Saved entries
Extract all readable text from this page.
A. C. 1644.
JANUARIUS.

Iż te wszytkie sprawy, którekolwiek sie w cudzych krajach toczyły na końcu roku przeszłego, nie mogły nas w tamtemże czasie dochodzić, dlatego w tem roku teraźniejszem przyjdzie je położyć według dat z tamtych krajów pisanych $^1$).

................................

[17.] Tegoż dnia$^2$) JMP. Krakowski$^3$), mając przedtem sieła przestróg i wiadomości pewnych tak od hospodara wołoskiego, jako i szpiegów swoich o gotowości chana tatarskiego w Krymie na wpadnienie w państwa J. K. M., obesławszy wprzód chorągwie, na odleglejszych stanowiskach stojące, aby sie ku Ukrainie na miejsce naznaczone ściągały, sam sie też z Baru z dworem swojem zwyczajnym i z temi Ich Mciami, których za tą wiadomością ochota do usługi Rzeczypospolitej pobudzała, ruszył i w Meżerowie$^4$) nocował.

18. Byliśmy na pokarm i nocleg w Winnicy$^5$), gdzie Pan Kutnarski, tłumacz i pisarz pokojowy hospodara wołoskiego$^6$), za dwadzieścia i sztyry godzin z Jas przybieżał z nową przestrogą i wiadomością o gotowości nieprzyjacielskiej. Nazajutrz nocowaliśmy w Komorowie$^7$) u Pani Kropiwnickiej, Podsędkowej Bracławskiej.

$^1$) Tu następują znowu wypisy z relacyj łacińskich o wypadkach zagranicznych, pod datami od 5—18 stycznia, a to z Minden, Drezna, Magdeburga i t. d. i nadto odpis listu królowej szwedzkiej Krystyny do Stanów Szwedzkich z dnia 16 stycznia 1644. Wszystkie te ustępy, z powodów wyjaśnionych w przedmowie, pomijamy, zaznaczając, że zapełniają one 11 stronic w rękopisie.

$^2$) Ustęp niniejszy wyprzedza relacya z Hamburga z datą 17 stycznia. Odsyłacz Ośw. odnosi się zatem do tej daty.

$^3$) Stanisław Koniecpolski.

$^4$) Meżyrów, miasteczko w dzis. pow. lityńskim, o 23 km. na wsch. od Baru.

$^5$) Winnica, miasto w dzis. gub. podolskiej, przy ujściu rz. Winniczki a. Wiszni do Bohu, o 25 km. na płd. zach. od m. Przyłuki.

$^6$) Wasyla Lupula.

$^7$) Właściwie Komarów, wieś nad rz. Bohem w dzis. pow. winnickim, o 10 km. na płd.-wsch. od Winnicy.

GIVEN PROBLEM —
Write out every line of the material again, exactly as it reads.

OUTPUT FOR THIS EXERCISE —
Extract all readable text from this page.
A. C. 1644.
JANUARIUS.

Iż te wszytkie sprawy, którekolwiek sie w cudzych krajach toczyły na końcu roku przeszłego, nie mogły nas w tamtemże czasie dochodzić, dlatego w tem roku teraźniejszem przyjdzie je położyć według dat z tamtych krajów pisanych $^1$).

................................

[17.] Tegoż dnia$^2$) JMP. Krakowski$^3$), mając przedtem sieła przestróg i wiadomości pewnych tak od hospodara wołoskiego, jako i szpiegów swoich o gotowości chana tatarskiego w Krymie na wpadnienie w państwa J. K. M., obesławszy wprzód chorągwie, na odleglejszych stanowiskach stojące, aby sie ku Ukrainie na miejsce naznaczone ściągały, sam sie też z Baru z dworem swojem zwyczajnym i z temi Ich Mciami, których za tą wiadomością ochota do usługi Rzeczypospolitej pobudzała, ruszył i w Meżerowie$^4$) nocował.

18. Byliśmy na pokarm i nocleg w Winnicy$^5$), gdzie Pan Kutnarski, tłumacz i pisarz pokojowy hospodara wołoskiego$^6$), za dwadzieścia i sztyry godzin z Jas przybieżał z nową przestrogą i wiadomością o gotowości nieprzyjacielskiej. Nazajutrz nocowaliśmy w Komorowie$^7$) u Pani Kropiwnickiej, Podsędkowej Bracławskiej.

$^1$) Tu następują znowu wypisy z relacyj łacińskich o wypadkach zagranicznych, pod datami od 5—18 stycznia, a to z Minden, Drezna, Magdeburga i t. d. i nadto odpis listu królowej szwedzkiej Krystyny do Stanów Szwedzkich z dnia 16 stycznia 1644. Wszystkie te ustępy, z powodów wyjaśnionych w przedmowie, pomijamy, zaznaczając, że zapełniają one 11 stronic w rękopisie.

$^2$) Ustęp niniejszy wyprzedza relacya z Hamburga z datą 17 stycznia. Odsyłacz Ośw. odnosi się zatem do tej daty.

$^3$) Stanisław Koniecpolski.

$^4$) Meżyrów, miasteczko w dzis. pow. lityńskim, o 23 km. na wsch. od Baru.

$^5$) Winnica, miasto w dzis. gub. podolskiej, przy ujściu rz. Winniczki a. Wiszni do Bohu, o 25 km. na płd. zach. od m. Przyłuki.

$^6$) Wasyla Lupula.

$^7$) Właściwie Komarów, wieś nad rz. Bohem w dzis. pow. winnickim, o 10 km. na płd.-wsch. od Winnicy.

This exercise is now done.